---------- Text to read ----------

Thinking through a simple API for HathiTrust item metadata

EDITS:

Added “recordURL” per Tod’s request
Made a record’s title field an array and call it titles, to allow for vernacular entries
Changed item’s ingest to lastUpdate to accurately note what the actual date reflects. This gets updated every time either the item or the record to which it’s attached gets changed.
Fixed a couple typos, including one where I substituted an ampersand for a pipe in the multi-get example (thanks again, Tod).
Added a better explanation of option #4

Introduction and History

Ages ago, I wrote a simple(ish) little cgi program to get basic item-level data out of what is now Mirlyn Classic, our OPAC. Soon enough, I was asked to modify it so people could get HathiTrust data from the underlying Aleph system, check viewability of the associated items, etc.

It works…kinda…but reflects what I now look back on as blissful ignorance. It doesn’t deal at all with serials, and doesn’t deal correctly with duplicated records or cases where multiple records have the same (supposedly-unique) identifiers,

We need something better. And I’m hoping comments on this post will result in something better.

Scope

Given standard identifiers for a known item, return basic item-level metadata for volumes deposited in the HathiTrust.

I want to keep this simple. There will likely be other APIs for other, more complex (or specialized) tasks, linked data for folks who dig that sort of thing, and so on. The goal here is to make something that’s fast and can help people inline data about HT into their own OPAC or similar system.

I’d also like to get this thing in place, at least the basics, in the next two weeks. Anything longer is self-indulgent.

Data returned

At the moment, I’m only planning on offering JSON out, unless someone really, really needs something else. Speak up if you’re an edge case.

---------- Task material ----------

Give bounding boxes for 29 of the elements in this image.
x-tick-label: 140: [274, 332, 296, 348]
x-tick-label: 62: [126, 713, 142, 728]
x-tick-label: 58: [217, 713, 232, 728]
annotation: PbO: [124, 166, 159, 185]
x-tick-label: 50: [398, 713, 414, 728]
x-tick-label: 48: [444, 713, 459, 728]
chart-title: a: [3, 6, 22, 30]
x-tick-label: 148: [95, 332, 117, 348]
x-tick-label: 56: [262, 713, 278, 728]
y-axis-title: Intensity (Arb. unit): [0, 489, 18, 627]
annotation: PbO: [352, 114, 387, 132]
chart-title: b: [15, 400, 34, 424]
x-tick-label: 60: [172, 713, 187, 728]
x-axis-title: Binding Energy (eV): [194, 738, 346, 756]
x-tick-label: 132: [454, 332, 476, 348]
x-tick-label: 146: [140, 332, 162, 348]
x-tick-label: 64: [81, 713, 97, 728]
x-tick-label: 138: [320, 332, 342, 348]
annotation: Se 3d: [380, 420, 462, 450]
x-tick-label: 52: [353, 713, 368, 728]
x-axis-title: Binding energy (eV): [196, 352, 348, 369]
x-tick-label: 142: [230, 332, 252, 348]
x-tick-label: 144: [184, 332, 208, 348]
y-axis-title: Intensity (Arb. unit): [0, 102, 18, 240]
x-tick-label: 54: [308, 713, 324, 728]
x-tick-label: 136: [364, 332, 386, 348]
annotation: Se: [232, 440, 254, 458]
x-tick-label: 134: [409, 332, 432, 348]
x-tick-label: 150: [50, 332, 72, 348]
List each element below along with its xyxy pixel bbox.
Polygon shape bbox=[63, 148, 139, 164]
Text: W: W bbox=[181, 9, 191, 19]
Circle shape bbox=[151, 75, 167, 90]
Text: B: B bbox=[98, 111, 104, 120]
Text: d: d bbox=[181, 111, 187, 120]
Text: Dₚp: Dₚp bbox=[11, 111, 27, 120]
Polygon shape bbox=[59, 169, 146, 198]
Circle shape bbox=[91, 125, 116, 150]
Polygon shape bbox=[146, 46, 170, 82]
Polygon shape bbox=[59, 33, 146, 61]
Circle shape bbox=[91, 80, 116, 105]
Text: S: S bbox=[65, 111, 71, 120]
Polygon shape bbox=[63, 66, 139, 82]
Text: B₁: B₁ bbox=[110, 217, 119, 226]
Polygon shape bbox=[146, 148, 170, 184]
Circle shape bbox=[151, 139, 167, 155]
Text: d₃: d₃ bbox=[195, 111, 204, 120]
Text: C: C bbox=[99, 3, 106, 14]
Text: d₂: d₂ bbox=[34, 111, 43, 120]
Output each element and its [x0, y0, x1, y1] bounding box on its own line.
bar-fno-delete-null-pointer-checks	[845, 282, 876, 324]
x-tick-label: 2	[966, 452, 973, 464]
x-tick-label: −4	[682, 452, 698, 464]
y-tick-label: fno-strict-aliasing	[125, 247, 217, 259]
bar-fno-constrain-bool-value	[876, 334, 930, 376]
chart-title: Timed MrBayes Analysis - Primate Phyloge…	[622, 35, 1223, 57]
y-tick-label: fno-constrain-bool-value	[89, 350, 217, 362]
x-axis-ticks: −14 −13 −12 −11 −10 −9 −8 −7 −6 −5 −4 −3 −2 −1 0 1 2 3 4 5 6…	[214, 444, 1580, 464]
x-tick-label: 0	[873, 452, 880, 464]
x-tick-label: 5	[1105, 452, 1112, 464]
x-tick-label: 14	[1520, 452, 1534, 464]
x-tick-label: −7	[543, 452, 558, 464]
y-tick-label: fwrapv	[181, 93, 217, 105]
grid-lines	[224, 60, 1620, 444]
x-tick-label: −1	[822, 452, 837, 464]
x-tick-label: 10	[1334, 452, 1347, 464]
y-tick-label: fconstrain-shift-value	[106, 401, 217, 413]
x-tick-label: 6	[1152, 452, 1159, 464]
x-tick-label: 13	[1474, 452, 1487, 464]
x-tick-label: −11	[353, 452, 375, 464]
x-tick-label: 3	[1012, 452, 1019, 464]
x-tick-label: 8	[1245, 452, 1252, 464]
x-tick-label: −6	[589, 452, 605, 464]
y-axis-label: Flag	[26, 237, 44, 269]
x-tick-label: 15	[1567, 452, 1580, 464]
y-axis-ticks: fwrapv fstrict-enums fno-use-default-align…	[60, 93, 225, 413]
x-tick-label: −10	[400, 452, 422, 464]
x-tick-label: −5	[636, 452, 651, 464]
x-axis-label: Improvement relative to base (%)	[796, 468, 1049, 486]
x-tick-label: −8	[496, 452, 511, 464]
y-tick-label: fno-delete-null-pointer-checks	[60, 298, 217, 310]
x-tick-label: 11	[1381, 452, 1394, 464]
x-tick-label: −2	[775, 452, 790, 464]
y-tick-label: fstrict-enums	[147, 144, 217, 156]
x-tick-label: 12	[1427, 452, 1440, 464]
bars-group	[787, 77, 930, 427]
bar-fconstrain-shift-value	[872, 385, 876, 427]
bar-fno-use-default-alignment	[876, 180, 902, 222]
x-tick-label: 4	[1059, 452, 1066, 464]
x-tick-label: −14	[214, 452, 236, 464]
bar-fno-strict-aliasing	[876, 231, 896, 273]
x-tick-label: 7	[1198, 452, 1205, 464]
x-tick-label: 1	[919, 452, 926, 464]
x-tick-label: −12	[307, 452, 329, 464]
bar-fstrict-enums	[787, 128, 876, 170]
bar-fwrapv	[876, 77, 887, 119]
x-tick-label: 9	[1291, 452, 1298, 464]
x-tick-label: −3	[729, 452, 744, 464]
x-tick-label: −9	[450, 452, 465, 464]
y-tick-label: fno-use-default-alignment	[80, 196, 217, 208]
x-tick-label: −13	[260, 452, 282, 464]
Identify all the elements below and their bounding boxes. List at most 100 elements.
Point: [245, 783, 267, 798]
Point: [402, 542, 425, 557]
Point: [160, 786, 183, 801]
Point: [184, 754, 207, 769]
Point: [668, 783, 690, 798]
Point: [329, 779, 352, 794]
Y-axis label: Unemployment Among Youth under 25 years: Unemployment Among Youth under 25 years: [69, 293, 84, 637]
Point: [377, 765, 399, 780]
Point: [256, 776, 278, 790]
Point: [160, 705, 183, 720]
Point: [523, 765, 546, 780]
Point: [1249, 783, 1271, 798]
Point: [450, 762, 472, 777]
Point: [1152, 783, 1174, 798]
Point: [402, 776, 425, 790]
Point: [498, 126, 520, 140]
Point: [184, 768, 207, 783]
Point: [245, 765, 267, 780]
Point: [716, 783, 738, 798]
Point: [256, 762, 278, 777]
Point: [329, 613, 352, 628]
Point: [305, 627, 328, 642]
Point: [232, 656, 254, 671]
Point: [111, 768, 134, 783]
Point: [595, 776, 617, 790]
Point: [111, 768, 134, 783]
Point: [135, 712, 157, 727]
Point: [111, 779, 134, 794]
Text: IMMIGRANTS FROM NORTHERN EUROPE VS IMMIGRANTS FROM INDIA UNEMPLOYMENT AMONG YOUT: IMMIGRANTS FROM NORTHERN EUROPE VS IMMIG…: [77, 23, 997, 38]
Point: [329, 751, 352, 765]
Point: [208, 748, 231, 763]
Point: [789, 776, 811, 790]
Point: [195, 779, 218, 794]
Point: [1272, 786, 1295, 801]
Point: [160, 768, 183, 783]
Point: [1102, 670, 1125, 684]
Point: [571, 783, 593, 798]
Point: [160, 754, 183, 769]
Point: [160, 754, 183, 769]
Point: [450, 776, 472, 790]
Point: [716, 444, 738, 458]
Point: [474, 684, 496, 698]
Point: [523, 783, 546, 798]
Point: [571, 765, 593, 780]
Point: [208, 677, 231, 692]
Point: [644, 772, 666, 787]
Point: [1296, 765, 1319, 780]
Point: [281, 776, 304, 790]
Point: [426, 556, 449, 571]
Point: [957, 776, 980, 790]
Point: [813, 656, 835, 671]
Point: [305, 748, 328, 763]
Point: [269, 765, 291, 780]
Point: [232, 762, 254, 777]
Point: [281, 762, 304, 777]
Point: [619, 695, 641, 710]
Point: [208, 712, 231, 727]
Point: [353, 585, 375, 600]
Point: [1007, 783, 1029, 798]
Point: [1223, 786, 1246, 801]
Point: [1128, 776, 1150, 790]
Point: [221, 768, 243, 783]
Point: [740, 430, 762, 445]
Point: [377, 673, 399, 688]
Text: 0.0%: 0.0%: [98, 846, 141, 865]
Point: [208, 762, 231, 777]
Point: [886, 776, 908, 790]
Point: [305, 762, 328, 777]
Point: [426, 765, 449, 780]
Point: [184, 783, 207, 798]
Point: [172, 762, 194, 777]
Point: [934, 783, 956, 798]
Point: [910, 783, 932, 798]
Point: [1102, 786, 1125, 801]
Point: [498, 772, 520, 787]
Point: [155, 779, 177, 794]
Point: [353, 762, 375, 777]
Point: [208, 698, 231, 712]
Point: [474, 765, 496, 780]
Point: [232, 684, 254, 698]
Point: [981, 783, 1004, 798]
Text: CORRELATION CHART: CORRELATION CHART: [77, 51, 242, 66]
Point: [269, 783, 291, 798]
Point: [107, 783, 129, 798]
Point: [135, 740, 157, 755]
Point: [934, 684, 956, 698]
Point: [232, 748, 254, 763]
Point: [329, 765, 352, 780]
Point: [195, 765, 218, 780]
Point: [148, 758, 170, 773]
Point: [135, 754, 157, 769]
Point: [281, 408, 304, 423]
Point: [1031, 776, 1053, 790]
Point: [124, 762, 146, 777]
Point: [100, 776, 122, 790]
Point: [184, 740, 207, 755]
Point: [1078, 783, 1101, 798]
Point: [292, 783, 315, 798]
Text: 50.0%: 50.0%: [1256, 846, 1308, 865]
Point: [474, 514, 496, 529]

----------

**Task 1:** In the HathiTrust API post, what did the author rename the item's ingest field to?
**Task 2:** Retype the entries verbatim, starting with the first entry and going on through the line with "x-tick-label: 148: [95, 332, 117, 348]".

**Reply 1:** lastUpdate

**Reply 2:**
Give bounding boxes for 29 of the elements in this image.
x-tick-label: 140: [274, 332, 296, 348]
x-tick-label: 62: [126, 713, 142, 728]
x-tick-label: 58: [217, 713, 232, 728]
annotation: PbO: [124, 166, 159, 185]
x-tick-label: 50: [398, 713, 414, 728]
x-tick-label: 48: [444, 713, 459, 728]
chart-title: a: [3, 6, 22, 30]
x-tick-label: 148: [95, 332, 117, 348]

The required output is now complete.